• EXCERPT:
** START **

0

I have a dataframe with 600 rows and 2999 float columns and 1 categorical column.

I groupby cat1 and apply mean,,max,min,std,sum functions and then merge into df and then convert df to numpy array.

The code takes around 35ms in my computer. I want to improve its speed. Even 1ms improvement will make me happy.

Code to create a dummy df, so you can reproduce:

import pandas as pd
import numpy as np

# DataFrame with 600 rows and 3000 columns
num_rows = 600
num_numeric_cols = 2999
#Generate random float32 values for the numeric columns
numeric_data = np.random.rand(num_rows, num_numeric_cols).astype(np.float32)
# categorical column with 50 unique categories
num_categories = 50
categorical_data = np.random.choice(range(num_categories), num_rows)
# column names for numeric columns
numeric_column_names = [f"col{i}" for i in range(num_numeric_cols)]
#  DataFrame
data = {numeric_column_names[i]: numeric_data[:, i] for i in range(num_numeric_cols)}
data["cat1"] = categorical_data

df = pd.DataFrame(data)
df["cat1"] = df["cat1"].astype("category")

Now, the below code is the part, whoes speed I wanna increase.

start = time.time()    

aa = df.groupby(["cat1"])[["col1","col2","col3","col4","col5","col6","col7","col8","col9","col10"]]
df = pd.merge(df,aa.mean().reset_index(),how="left",on="cat1",suffixes=["","mean"])
df = pd.merge(df,aa.std().reset_index(),how="left",on="cat1",suffixes=["","std"])
df = pd.merge(df,aa.min().reset_index(),how="left",on="cat1",suffixes=["","min"])

** END **

• WHAT THIS EXERCISE ASKS:
A. In the pandas speed question, how many unique categories does the code give the categorical column?
B. Extend the pandas speed question from its final line onward.
The material that comes next is drawn from a separate source.

• MATERIAL:

** START **

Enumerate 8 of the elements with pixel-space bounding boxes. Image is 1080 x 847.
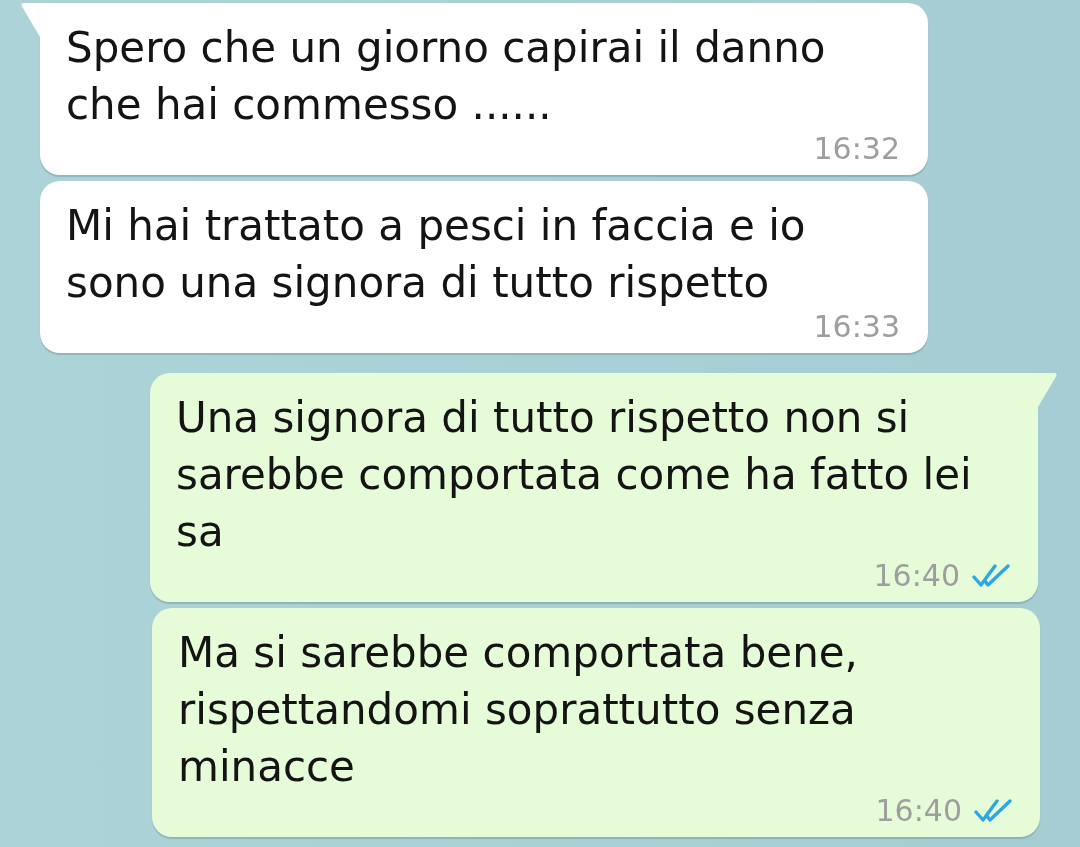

** END **

• PER-TASK OUTPUTS:
A. It gives the categorical column 50 unique categories.

B.
df = pd.merge(df,aa.max().reset_index(),how="left",on="cat1",suffixes=["","max"])
df = pd.merge(df,aa.sum().reset_index(),how="left",on="cat1",suffixes=["","sum"])
df= df.to_numpy(np.float32)
print("Time Taken",time.time()-start)
print(df.shape)

Since I am converting the code in numpy array at the end, you can also do groupby or merge in numpy, if it is faster.

1.) You can find a way to groupby in faster way

2.) You can find a way to merge in faster way. I found a faster solution for this point, will post code in answer to keep it simple.

  • Don't merge, use `groupby.transform`, even if you had to merge, doing it many times successively is inefficient, `concat` the aggregations and `merge` once – mozway Aug 11 '23 at 07:36
  • Ohh perfect. That is damn fast. Any way to calculate mean,max,min,std,sum at once using only 1 `transform` , to make it even faster? – Rahul Sharma Aug 11 '23 at 09:04
  • Currently, I am using 5 lines of code for each transform (mean,min,max,sum,std) and then contacting. @mozway Thanks a lot btw – Rahul Sharma Aug 11 '23 at 09:05

1 Answers1

0

I created this custom merge function to improve speed.

def merge_cols(maindf,series,on,suffix):
    extraColumns = sorted(list(set(series.columns.tolist())-set(on)))
    series = pd.merge(maindf[on], series, how='left', on=on)
    for extraColumn in extraColumns:
        maindf[str(extraColumn)+suffix] = series[extraColumn].values
    maindf.reset_index(drop=True,inplace=True)
    return maindf

start = time.time()    

aa = df.groupby(["cat1"])[["col1","col2","col3","col4","col5","col6","col7","col8","col9","col10"]]
df = merge_cols(df,aa.mean().reset_index(),["cat1"],"mean")
df = merge_cols(df,aa.std().reset_index(),["cat1"],"std")
df = merge_cols(df,aa.min().reset_index(),["cat1"],"min")
df = merge_cols(df,aa.max().reset_index(),["cat1"],"max")
df = merge_cols(df,aa.sum().reset_index(),["cat1"],"sum")
df = df.to_numpy(np.float32)
print("Time Taken",time.time()-start)
print(df.shape)